Exercise goal:
Output the data below in full, character for character.
-- START --
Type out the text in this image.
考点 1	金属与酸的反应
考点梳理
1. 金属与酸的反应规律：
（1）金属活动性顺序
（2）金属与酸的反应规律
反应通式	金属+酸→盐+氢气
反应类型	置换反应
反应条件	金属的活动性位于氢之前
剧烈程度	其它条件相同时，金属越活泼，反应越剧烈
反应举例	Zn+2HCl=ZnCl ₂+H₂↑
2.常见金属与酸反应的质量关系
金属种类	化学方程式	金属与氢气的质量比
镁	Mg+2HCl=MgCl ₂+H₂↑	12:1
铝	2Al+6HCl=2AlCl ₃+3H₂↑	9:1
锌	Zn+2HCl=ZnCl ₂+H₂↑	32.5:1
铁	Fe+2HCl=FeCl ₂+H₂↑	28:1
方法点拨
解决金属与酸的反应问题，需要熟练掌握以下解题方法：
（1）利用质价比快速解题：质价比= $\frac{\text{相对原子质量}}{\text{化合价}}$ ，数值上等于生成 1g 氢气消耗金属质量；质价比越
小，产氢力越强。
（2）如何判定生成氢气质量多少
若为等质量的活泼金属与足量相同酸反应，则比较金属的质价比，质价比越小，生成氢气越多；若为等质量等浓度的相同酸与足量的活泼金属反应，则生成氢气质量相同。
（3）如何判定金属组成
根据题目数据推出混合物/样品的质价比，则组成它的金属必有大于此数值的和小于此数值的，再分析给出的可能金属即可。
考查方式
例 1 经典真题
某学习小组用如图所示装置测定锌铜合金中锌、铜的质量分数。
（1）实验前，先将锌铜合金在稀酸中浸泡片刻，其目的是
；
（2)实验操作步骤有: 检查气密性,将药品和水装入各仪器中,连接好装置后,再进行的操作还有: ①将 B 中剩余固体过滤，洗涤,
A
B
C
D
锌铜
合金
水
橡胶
-- END --
Response to this exercise:
Type out the text in this image.
考点 1	金属与酸的反应
考点梳理
1. 金属与酸的反应规律：
（1）金属活动性顺序
（2）金属与酸的反应规律
反应通式	金属+酸→盐+氢气
反应类型	置换反应
反应条件	金属的活动性位于氢之前
剧烈程度	其它条件相同时，金属越活泼，反应越剧烈
反应举例	Zn+2HCl=ZnCl ₂+H₂↑
2.常见金属与酸反应的质量关系
金属种类	化学方程式	金属与氢气的质量比
镁	Mg+2HCl=MgCl ₂+H₂↑	12:1
铝	2Al+6HCl=2AlCl ₃+3H₂↑	9:1
锌	Zn+2HCl=ZnCl ₂+H₂↑	32.5:1
铁	Fe+2HCl=FeCl ₂+H₂↑	28:1
方法点拨
解决金属与酸的反应问题，需要熟练掌握以下解题方法：
（1）利用质价比快速解题：质价比= $\frac{\text{相对原子质量}}{\text{化合价}}$ ，数值上等于生成 1g 氢气消耗金属质量；质价比越
小，产氢力越强。
（2）如何判定生成氢气质量多少
若为等质量的活泼金属与足量相同酸反应，则比较金属的质价比，质价比越小，生成氢气越多；若为等质量等浓度的相同酸与足量的活泼金属反应，则生成氢气质量相同。
（3）如何判定金属组成
根据题目数据推出混合物/样品的质价比，则组成它的金属必有大于此数值的和小于此数值的，再分析给出的可能金属即可。
考查方式
例 1 经典真题
某学习小组用如图所示装置测定锌铜合金中锌、铜的质量分数。
（1）实验前，先将锌铜合金在稀酸中浸泡片刻，其目的是
；
（2)实验操作步骤有: 检查气密性,将药品和水装入各仪器中,连接好装置后,再进行的操作还有: ①将 B 中剩余固体过滤，洗涤,
A
B
C
D
锌铜
合金
水
橡胶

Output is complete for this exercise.